* Begin Extracted data *

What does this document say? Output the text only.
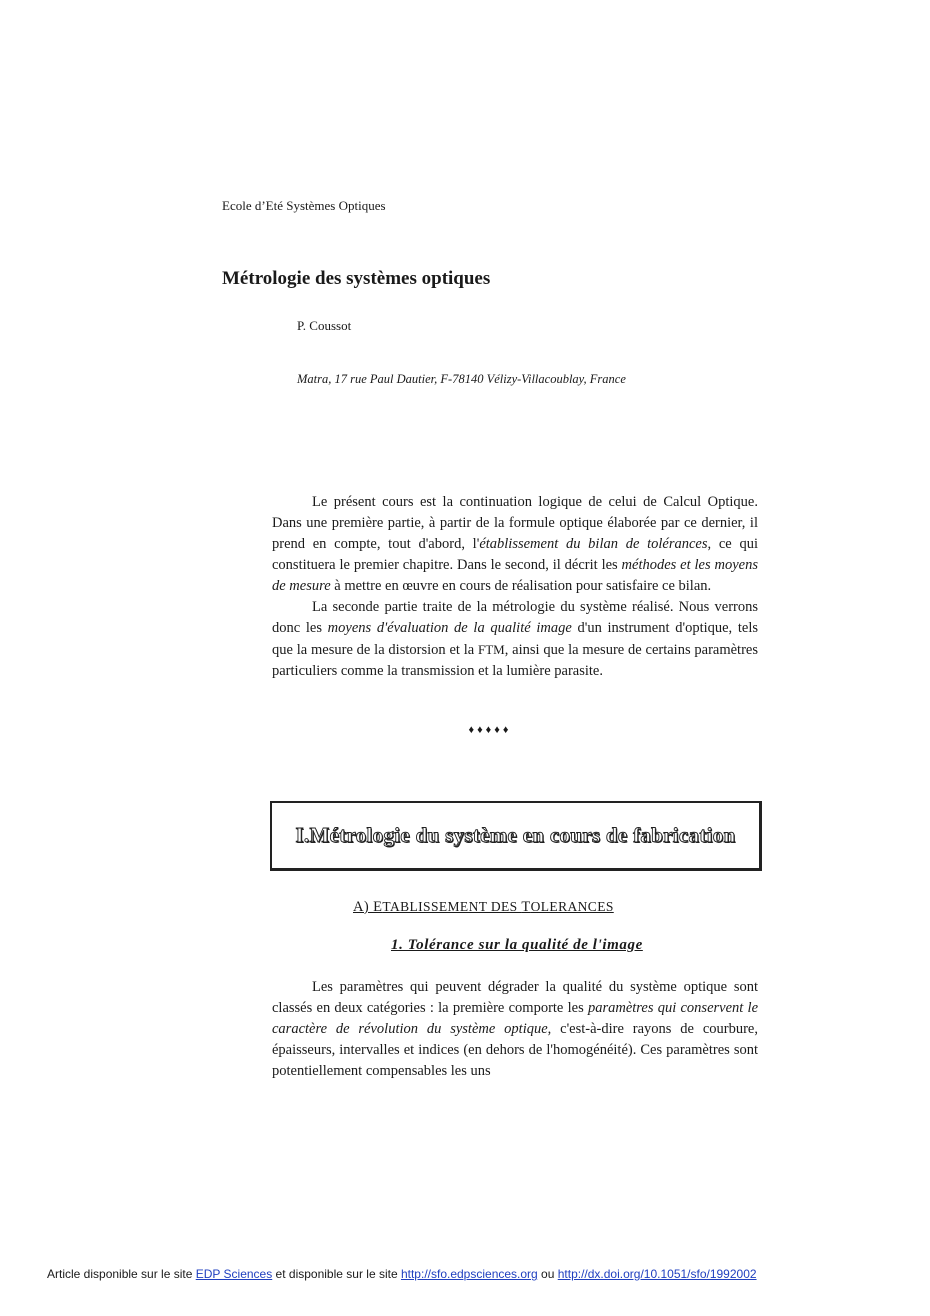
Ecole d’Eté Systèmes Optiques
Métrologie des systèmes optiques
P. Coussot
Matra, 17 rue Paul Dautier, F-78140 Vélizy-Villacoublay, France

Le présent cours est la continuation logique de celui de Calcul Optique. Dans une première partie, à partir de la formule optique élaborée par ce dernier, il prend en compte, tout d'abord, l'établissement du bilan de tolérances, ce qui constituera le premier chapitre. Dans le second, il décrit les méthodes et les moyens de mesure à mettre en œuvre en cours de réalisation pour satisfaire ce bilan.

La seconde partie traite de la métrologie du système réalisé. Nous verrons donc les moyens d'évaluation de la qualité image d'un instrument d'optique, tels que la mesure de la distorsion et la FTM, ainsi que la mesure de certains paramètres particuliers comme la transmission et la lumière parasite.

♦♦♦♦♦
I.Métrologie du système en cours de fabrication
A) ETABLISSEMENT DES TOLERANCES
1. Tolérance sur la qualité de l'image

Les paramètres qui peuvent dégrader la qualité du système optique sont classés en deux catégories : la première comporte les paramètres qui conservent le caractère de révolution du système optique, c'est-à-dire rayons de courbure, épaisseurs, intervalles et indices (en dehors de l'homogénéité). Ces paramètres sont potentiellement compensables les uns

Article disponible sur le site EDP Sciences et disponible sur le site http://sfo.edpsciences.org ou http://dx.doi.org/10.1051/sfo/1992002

* End Extracted data *

→ Task goal
Leave out the pictures and copy every record above exactly.

→ Result
What does this document say? Output the text only.
Ecole d’Eté Systèmes Optiques
Métrologie des systèmes optiques
P. Coussot
Matra, 17 rue Paul Dautier, F-78140 Vélizy-Villacoublay, France

Le présent cours est la continuation logique de celui de Calcul Optique. Dans une première partie, à partir de la formule optique élaborée par ce dernier, il prend en compte, tout d'abord, l'établissement du bilan de tolérances, ce qui constituera le premier chapitre. Dans le second, il décrit les méthodes et les moyens de mesure à mettre en œuvre en cours de réalisation pour satisfaire ce bilan.

La seconde partie traite de la métrologie du système réalisé. Nous verrons donc les moyens d'évaluation de la qualité image d'un instrument d'optique, tels que la mesure de la distorsion et la FTM, ainsi que la mesure de certains paramètres particuliers comme la transmission et la lumière parasite.

♦♦♦♦♦
I.Métrologie du système en cours de fabrication
A) ETABLISSEMENT DES TOLERANCES
1. Tolérance sur la qualité de l'image

Les paramètres qui peuvent dégrader la qualité du système optique sont classés en deux catégories : la première comporte les paramètres qui conservent le caractère de révolution du système optique, c'est-à-dire rayons de courbure, épaisseurs, intervalles et indices (en dehors de l'homogénéité). Ces paramètres sont potentiellement compensables les uns

Article disponible sur le site EDP Sciences et disponible sur le site http://sfo.edpsciences.org ou http://dx.doi.org/10.1051/sfo/1992002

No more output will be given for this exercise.